▶ _Exercise objective_
Extract, from the listing that follows, each line containing the word "fitted".

(Stored data entries)

==*==

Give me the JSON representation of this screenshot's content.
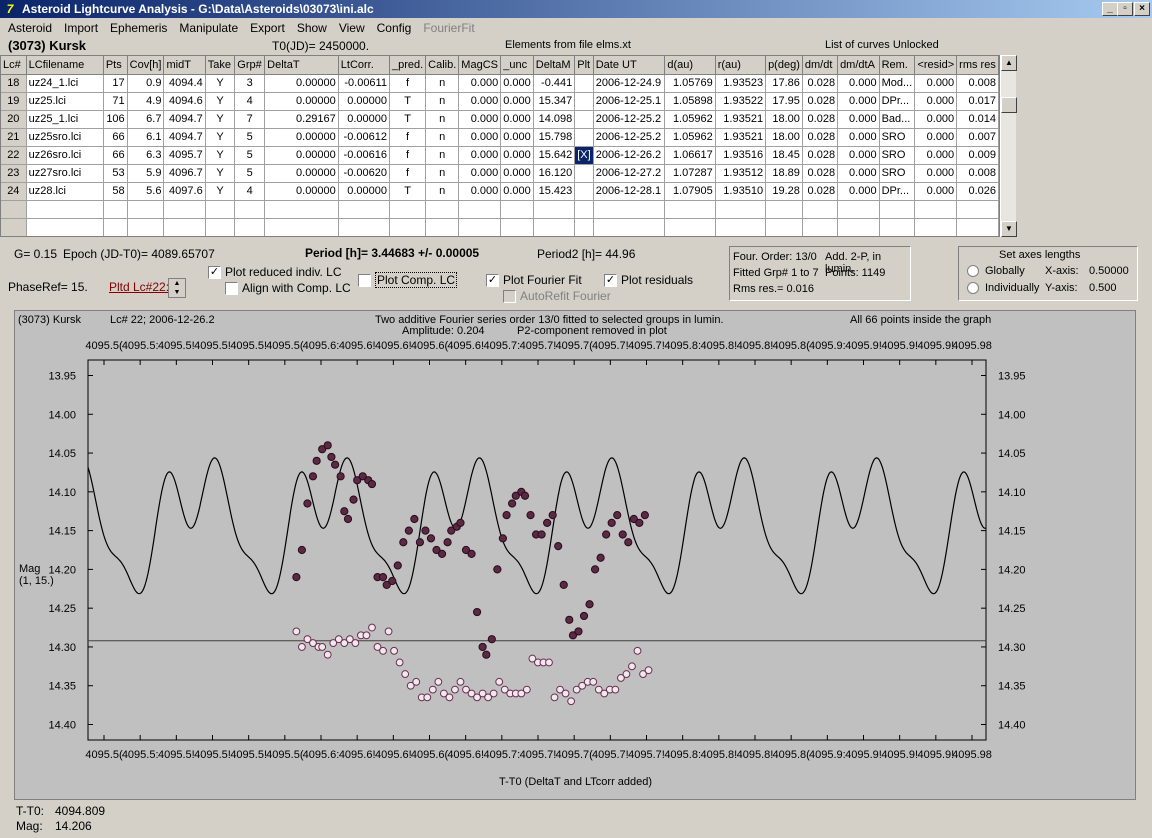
{
  "window": {
    "title": "Asteroid Lightcurve Analysis - G:\\Data\\Asteroids\\03073\\ini.alc",
    "icon": "app-icon",
    "min": "_",
    "max": "▫",
    "close": "×"
  },
  "menu": [
    "Asteroid",
    "Import",
    "Ephemeris",
    "Manipulate",
    "Export",
    "Show",
    "View",
    "Config"
  ],
  "menu_disabled": "FourierFit",
  "header": {
    "asteroid": "(3073) Kursk",
    "t0": "T0(JD)= 2450000.",
    "elements": "Elements from file elms.xt",
    "curves": "List of curves Unlocked"
  },
  "table": {
    "columns": [
      "Lc#",
      "LCfilename",
      "Pts",
      "Cov[h]",
      "midT",
      "Take",
      "Grp#",
      "DeltaT",
      "LtCorr.",
      "_pred.",
      "Calib.",
      "MagCS",
      "_unc",
      "DeltaM",
      "Plt",
      "Date UT",
      "d(au)",
      "r(au)",
      "p(deg)",
      "dm/dt",
      "dm/dtA",
      "Rem.",
      "<resid>",
      "rms res"
    ],
    "rows": [
      [
        "18",
        "uz24_1.lci",
        "17",
        "0.9",
        "4094.4",
        "Y",
        "3",
        "0.00000",
        "-0.00611",
        "f",
        "n",
        "0.000",
        "0.000",
        "-0.441",
        "",
        "2006-12-24.9",
        "1.05769",
        "1.93523",
        "17.86",
        "0.028",
        "0.000",
        "Mod...",
        "0.000",
        "0.008"
      ],
      [
        "19",
        "uz25.lci",
        "71",
        "4.9",
        "4094.6",
        "Y",
        "4",
        "0.00000",
        "0.00000",
        "T",
        "n",
        "0.000",
        "0.000",
        "15.347",
        "",
        "2006-12-25.1",
        "1.05898",
        "1.93522",
        "17.95",
        "0.028",
        "0.000",
        "DPr...",
        "0.000",
        "0.017"
      ],
      [
        "20",
        "uz25_1.lci",
        "106",
        "6.7",
        "4094.7",
        "Y",
        "7",
        "0.29167",
        "0.00000",
        "T",
        "n",
        "0.000",
        "0.000",
        "14.098",
        "",
        "2006-12-25.2",
        "1.05962",
        "1.93521",
        "18.00",
        "0.028",
        "0.000",
        "Bad...",
        "0.000",
        "0.014"
      ],
      [
        "21",
        "uz25sro.lci",
        "66",
        "6.1",
        "4094.7",
        "Y",
        "5",
        "0.00000",
        "-0.00612",
        "f",
        "n",
        "0.000",
        "0.000",
        "15.798",
        "",
        "2006-12-25.2",
        "1.05962",
        "1.93521",
        "18.00",
        "0.028",
        "0.000",
        "SRO",
        "0.000",
        "0.007"
      ],
      [
        "22",
        "uz26sro.lci",
        "66",
        "6.3",
        "4095.7",
        "Y",
        "5",
        "0.00000",
        "-0.00616",
        "f",
        "n",
        "0.000",
        "0.000",
        "15.642",
        "[X]",
        "2006-12-26.2",
        "1.06617",
        "1.93516",
        "18.45",
        "0.028",
        "0.000",
        "SRO",
        "0.000",
        "0.009"
      ],
      [
        "23",
        "uz27sro.lci",
        "53",
        "5.9",
        "4096.7",
        "Y",
        "5",
        "0.00000",
        "-0.00620",
        "f",
        "n",
        "0.000",
        "0.000",
        "16.120",
        "",
        "2006-12-27.2",
        "1.07287",
        "1.93512",
        "18.89",
        "0.028",
        "0.000",
        "SRO",
        "0.000",
        "0.008"
      ],
      [
        "24",
        "uz28.lci",
        "58",
        "5.6",
        "4097.6",
        "Y",
        "4",
        "0.00000",
        "0.00000",
        "T",
        "n",
        "0.000",
        "0.000",
        "15.423",
        "",
        "2006-12-28.1",
        "1.07905",
        "1.93510",
        "19.28",
        "0.028",
        "0.000",
        "DPr...",
        "0.000",
        "0.026"
      ]
    ]
  },
  "controls": {
    "g": "G= 0.15",
    "epoch": "Epoch (JD-T0)= 4089.65707",
    "period": "Period [h]= 3.44683 +/- 0.00005",
    "period2": "Period2 [h]= 44.96",
    "phaseref": "PhaseRef= 15.",
    "pltd": "Pltd Lc#22:",
    "plot_reduced": "Plot reduced indiv. LC",
    "align_comp": "Align with Comp. LC",
    "plot_comp": "Plot Comp. LC",
    "plot_fourier": "Plot Fourier Fit",
    "plot_resid": "Plot residuals",
    "autorefit": "AutoRefit Fourier",
    "check": "✓"
  },
  "fourier": {
    "order": "Four. Order: 13/0",
    "add": "Add. 2-P, in lumin.",
    "fitted": "Fitted Grp# 1 to 7",
    "points": "Points: 1149",
    "rms": "Rms res.= 0.016"
  },
  "axes": {
    "title": "Set axes lengths",
    "globally": "Globally",
    "individually": "Individually",
    "xaxis": "X-axis:",
    "xval": "0.50000",
    "yaxis": "Y-axis:",
    "yval": "0.500"
  },
  "plot": {
    "left_title": "(3073) Kursk",
    "lc": "Lc# 22; 2006-12-26.2",
    "center1": "Two additive Fourier series order 13/0 fitted to selected groups in lumin.",
    "amp": "Amplitude: 0.204",
    "p2": "P2-component removed in plot",
    "right_title": "All 66 points inside the graph",
    "xlabel": "T-T0 (DeltaT and LTcorr added)",
    "ylabel1": "Mag",
    "ylabel2": "(1, 15.)",
    "xticks": [
      "4095.5(",
      "4095.5:",
      "4095.5!",
      "4095.5!",
      "4095.5!",
      "4095.5(",
      "4095.6:",
      "4095.6!",
      "4095.6!",
      "4095.6(",
      "4095.6!",
      "4095.7:",
      "4095.7!",
      "4095.7(",
      "4095.7!",
      "4095.7!",
      "4095.8:",
      "4095.8!",
      "4095.8!",
      "4095.8(",
      "4095.9:",
      "4095.9!",
      "4095.9!",
      "4095.9!",
      "4095.98"
    ],
    "yticks": [
      "13.95",
      "14.00",
      "14.05",
      "14.10",
      "14.15",
      "14.20",
      "14.25",
      "14.30",
      "14.35",
      "14.40"
    ]
  },
  "chart_data": {
    "type": "scatter",
    "ylim": [
      14.42,
      13.93
    ],
    "xlabel": "T-T0 (DeltaT and LTcorr added)",
    "ylabel": "Mag",
    "ref_line": 14.292,
    "series": [
      {
        "values": [
          [
            4095.608,
            14.21
          ],
          [
            4095.611,
            14.175
          ],
          [
            4095.614,
            14.115
          ],
          [
            4095.617,
            14.08
          ],
          [
            4095.619,
            14.06
          ],
          [
            4095.622,
            14.045
          ],
          [
            4095.625,
            14.04
          ],
          [
            4095.627,
            14.055
          ],
          [
            4095.629,
            14.065
          ],
          [
            4095.632,
            14.08
          ],
          [
            4095.634,
            14.125
          ],
          [
            4095.636,
            14.135
          ],
          [
            4095.639,
            14.11
          ],
          [
            4095.641,
            14.085
          ],
          [
            4095.644,
            14.08
          ],
          [
            4095.647,
            14.085
          ],
          [
            4095.649,
            14.09
          ],
          [
            4095.652,
            14.21
          ],
          [
            4095.655,
            14.21
          ],
          [
            4095.657,
            14.22
          ],
          [
            4095.66,
            14.215
          ],
          [
            4095.663,
            14.195
          ],
          [
            4095.666,
            14.165
          ],
          [
            4095.669,
            14.15
          ],
          [
            4095.672,
            14.135
          ],
          [
            4095.675,
            14.165
          ],
          [
            4095.678,
            14.15
          ],
          [
            4095.681,
            14.16
          ],
          [
            4095.684,
            14.175
          ],
          [
            4095.687,
            14.18
          ],
          [
            4095.69,
            14.165
          ],
          [
            4095.692,
            14.15
          ],
          [
            4095.695,
            14.145
          ],
          [
            4095.697,
            14.14
          ],
          [
            4095.7,
            14.175
          ],
          [
            4095.703,
            14.18
          ],
          [
            4095.706,
            14.255
          ],
          [
            4095.709,
            14.3
          ],
          [
            4095.711,
            14.31
          ],
          [
            4095.714,
            14.29
          ],
          [
            4095.717,
            14.2
          ],
          [
            4095.72,
            14.16
          ],
          [
            4095.722,
            14.13
          ],
          [
            4095.725,
            14.115
          ],
          [
            4095.727,
            14.105
          ],
          [
            4095.73,
            14.1
          ],
          [
            4095.732,
            14.105
          ],
          [
            4095.735,
            14.13
          ],
          [
            4095.738,
            14.155
          ],
          [
            4095.741,
            14.155
          ],
          [
            4095.744,
            14.14
          ],
          [
            4095.747,
            14.13
          ],
          [
            4095.75,
            14.17
          ],
          [
            4095.753,
            14.22
          ],
          [
            4095.756,
            14.265
          ],
          [
            4095.758,
            14.285
          ],
          [
            4095.761,
            14.28
          ],
          [
            4095.764,
            14.26
          ],
          [
            4095.767,
            14.245
          ],
          [
            4095.77,
            14.2
          ],
          [
            4095.773,
            14.185
          ],
          [
            4095.776,
            14.155
          ],
          [
            4095.779,
            14.14
          ],
          [
            4095.782,
            14.13
          ],
          [
            4095.785,
            14.155
          ],
          [
            4095.788,
            14.165
          ],
          [
            4095.791,
            14.135
          ],
          [
            4095.794,
            14.14
          ],
          [
            4095.797,
            14.13
          ]
        ]
      },
      {
        "values": [
          [
            4095.608,
            14.28
          ],
          [
            4095.611,
            14.3
          ],
          [
            4095.614,
            14.29
          ],
          [
            4095.617,
            14.295
          ],
          [
            4095.62,
            14.3
          ],
          [
            4095.622,
            14.3
          ],
          [
            4095.625,
            14.31
          ],
          [
            4095.628,
            14.295
          ],
          [
            4095.631,
            14.29
          ],
          [
            4095.634,
            14.295
          ],
          [
            4095.637,
            14.29
          ],
          [
            4095.64,
            14.295
          ],
          [
            4095.643,
            14.285
          ],
          [
            4095.646,
            14.285
          ],
          [
            4095.649,
            14.275
          ],
          [
            4095.652,
            14.3
          ],
          [
            4095.655,
            14.305
          ],
          [
            4095.658,
            14.28
          ],
          [
            4095.661,
            14.305
          ],
          [
            4095.664,
            14.32
          ],
          [
            4095.667,
            14.335
          ],
          [
            4095.67,
            14.35
          ],
          [
            4095.673,
            14.345
          ],
          [
            4095.676,
            14.365
          ],
          [
            4095.679,
            14.365
          ],
          [
            4095.682,
            14.355
          ],
          [
            4095.685,
            14.345
          ],
          [
            4095.688,
            14.36
          ],
          [
            4095.691,
            14.365
          ],
          [
            4095.694,
            14.355
          ],
          [
            4095.697,
            14.345
          ],
          [
            4095.7,
            14.355
          ],
          [
            4095.703,
            14.36
          ],
          [
            4095.706,
            14.365
          ],
          [
            4095.709,
            14.36
          ],
          [
            4095.712,
            14.365
          ],
          [
            4095.715,
            14.36
          ],
          [
            4095.718,
            14.345
          ],
          [
            4095.721,
            14.355
          ],
          [
            4095.724,
            14.36
          ],
          [
            4095.727,
            14.36
          ],
          [
            4095.73,
            14.36
          ],
          [
            4095.733,
            14.355
          ],
          [
            4095.736,
            14.315
          ],
          [
            4095.739,
            14.32
          ],
          [
            4095.742,
            14.32
          ],
          [
            4095.745,
            14.32
          ],
          [
            4095.748,
            14.365
          ],
          [
            4095.751,
            14.355
          ],
          [
            4095.754,
            14.36
          ],
          [
            4095.757,
            14.37
          ],
          [
            4095.76,
            14.355
          ],
          [
            4095.763,
            14.35
          ],
          [
            4095.766,
            14.345
          ],
          [
            4095.769,
            14.345
          ],
          [
            4095.772,
            14.355
          ],
          [
            4095.775,
            14.36
          ],
          [
            4095.778,
            14.355
          ],
          [
            4095.781,
            14.355
          ],
          [
            4095.784,
            14.34
          ],
          [
            4095.787,
            14.335
          ],
          [
            4095.79,
            14.325
          ],
          [
            4095.793,
            14.305
          ],
          [
            4095.796,
            14.335
          ],
          [
            4095.799,
            14.33
          ]
        ]
      }
    ]
  },
  "status": {
    "tt0_label": "T-T0:",
    "tt0": "4094.809",
    "mag_label": "Mag:",
    "mag": "14.206"
  }
}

==*==

▶ _Output of the exercise_
    "fitted": "Fitted Grp# 1 to 7",
    "center1": "Two additive Fourier series order 13/0 fitted to selected groups in lumin.",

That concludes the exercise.